Identify all lines in the listing that include the word "date", and copy them out.
■ ■ ■
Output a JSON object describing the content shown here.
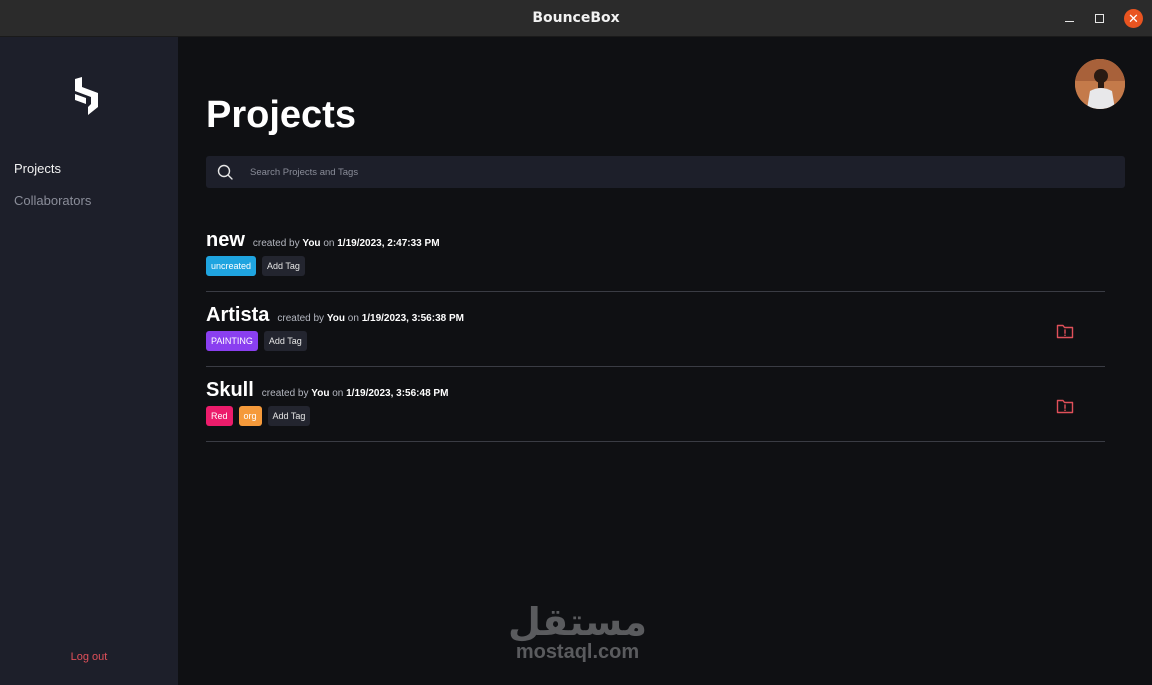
{
  "window": {
    "title": "BounceBox"
  },
  "sidebar": {
    "items": [
      {
        "label": "Projects",
        "active": true
      },
      {
        "label": "Collaborators",
        "active": false
      }
    ],
    "logout": "Log out"
  },
  "main": {
    "title": "Projects",
    "search": {
      "placeholder": "Search Projects and Tags",
      "value": ""
    },
    "add_tag_label": "Add Tag",
    "projects": [
      {
        "name": "new",
        "created_by_prefix": "created by",
        "user": "You",
        "on": "on",
        "date": "1/19/2023, 2:47:33 PM",
        "tags": [
          {
            "label": "uncreated",
            "color": "#1fa4e0"
          }
        ],
        "warning_icon": false
      },
      {
        "name": "Artista",
        "created_by_prefix": "created by",
        "user": "You",
        "on": "on",
        "date": "1/19/2023, 3:56:38 PM",
        "tags": [
          {
            "label": "PAINTING",
            "color": "#8a3ff0"
          }
        ],
        "warning_icon": true
      },
      {
        "name": "Skull",
        "created_by_prefix": "created by",
        "user": "You",
        "on": "on",
        "date": "1/19/2023, 3:56:48 PM",
        "tags": [
          {
            "label": "Red",
            "color": "#ec1c6b"
          },
          {
            "label": "org",
            "color": "#f59a3b"
          }
        ],
        "warning_icon": true
      }
    ]
  },
  "watermark": {
    "arabic": "مستقل",
    "latin": "mostaql.com"
  },
  "colors": {
    "accent_close": "#e95420",
    "warning_icon": "#e0505a",
    "sidebar_bg": "#1d1f2a",
    "main_bg": "#0f1013"
  }
}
■ ■ ■
■ **FULL ANSWER**:
        "date": "1/19/2023, 2:47:33 PM",
        "date": "1/19/2023, 3:56:38 PM",
        "date": "1/19/2023, 3:56:48 PM",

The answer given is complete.